-- BEGIN Data rows --

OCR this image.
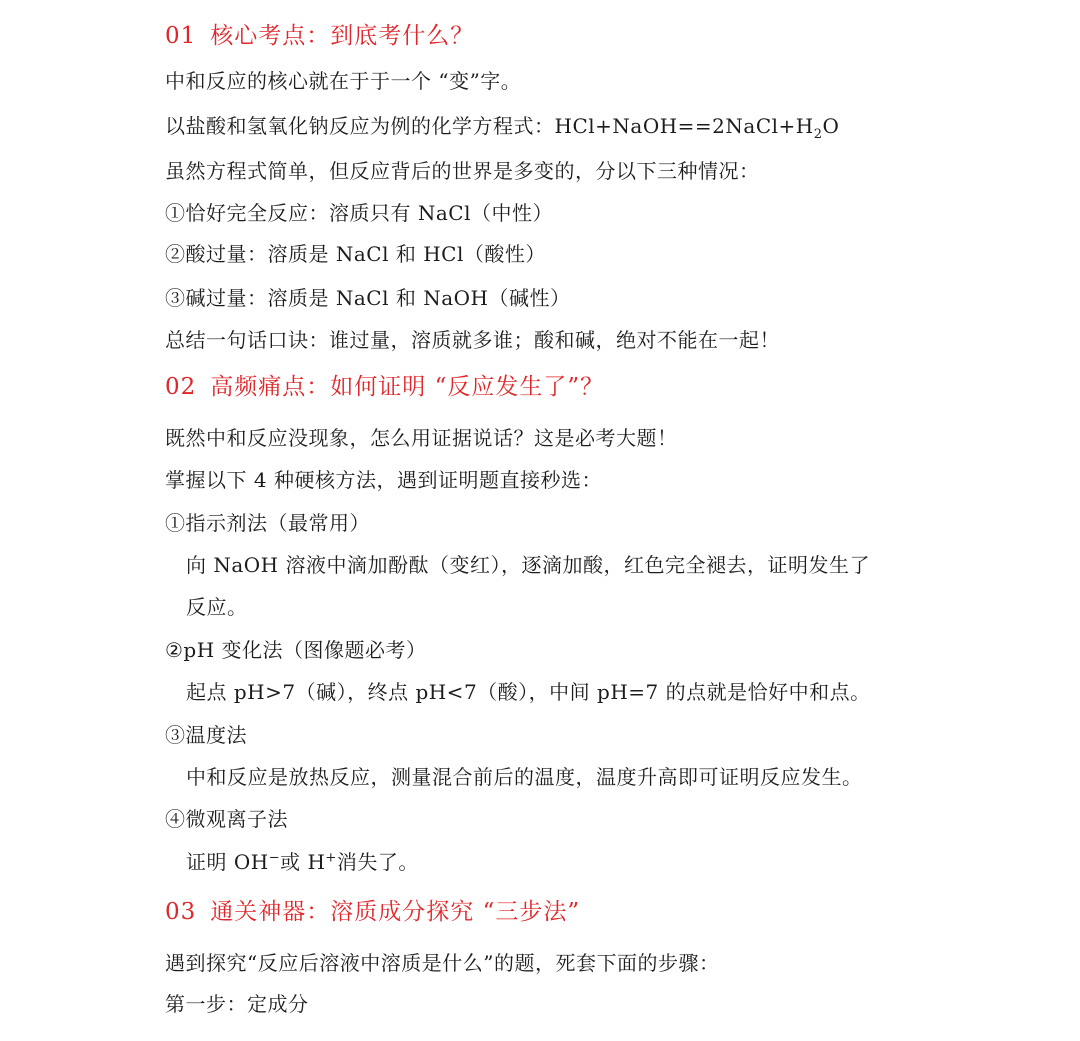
01 核心考点：到底考什么？
中和反应的核心就在于于一个 “变”字。
以盐酸和氢氧化钠反应为例的化学方程式：$HCl+NaOH==2NaCl+H_2O$
虽然方程式简单，但反应背后的世界是多变的，分以下三种情况：
①恰好完全反应：溶质只有 NaCl（中性）
②酸过量：溶质是 NaCl 和 HCl（酸性）
③碱过量：溶质是 NaCl 和 NaOH（碱性）
总结一句话口诀：谁过量，溶质就多谁；酸和碱，绝对不能在一起！
02 高频痛点：如何证明 “反应发生了”？
既然中和反应没现象，怎么用证据说话？这是必考大题！
掌握以下 4 种硬核方法，遇到证明题直接秒选：
①指示剂法（最常用）
向 NaOH 溶液中滴加酚酞（变红），逐滴加酸，红色完全褪去，证明发生了
反应。
②pH 变化法（图像题必考）
起点 pH>7（碱），终点 pH<7（酸），中间 pH=7 的点就是恰好中和点。
③温度法
中和反应是放热反应，测量混合前后的温度，温度升高即可证明反应发生。
④微观离子法
证明 OH−或 H+消失了。
03 通关神器：溶质成分探究 “三步法”
遇到探究“反应后溶液中溶质是什么”的题，死套下面的步骤：
第一步：定成分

-- END Data rows --

• [Written task]: Output the full set of records above without changing a word, and drop the images.

• [Result for this task]:
OCR this image.
01 核心考点：到底考什么？
中和反应的核心就在于于一个 “变”字。
以盐酸和氢氧化钠反应为例的化学方程式：$HCl+NaOH==2NaCl+H_2O$
虽然方程式简单，但反应背后的世界是多变的，分以下三种情况：
①恰好完全反应：溶质只有 NaCl（中性）
②酸过量：溶质是 NaCl 和 HCl（酸性）
③碱过量：溶质是 NaCl 和 NaOH（碱性）
总结一句话口诀：谁过量，溶质就多谁；酸和碱，绝对不能在一起！
02 高频痛点：如何证明 “反应发生了”？
既然中和反应没现象，怎么用证据说话？这是必考大题！
掌握以下 4 种硬核方法，遇到证明题直接秒选：
①指示剂法（最常用）
向 NaOH 溶液中滴加酚酞（变红），逐滴加酸，红色完全褪去，证明发生了
反应。
②pH 变化法（图像题必考）
起点 pH>7（碱），终点 pH<7（酸），中间 pH=7 的点就是恰好中和点。
③温度法
中和反应是放热反应，测量混合前后的温度，温度升高即可证明反应发生。
④微观离子法
证明 OH−或 H+消失了。
03 通关神器：溶质成分探究 “三步法”
遇到探究“反应后溶液中溶质是什么”的题，死套下面的步骤：
第一步：定成分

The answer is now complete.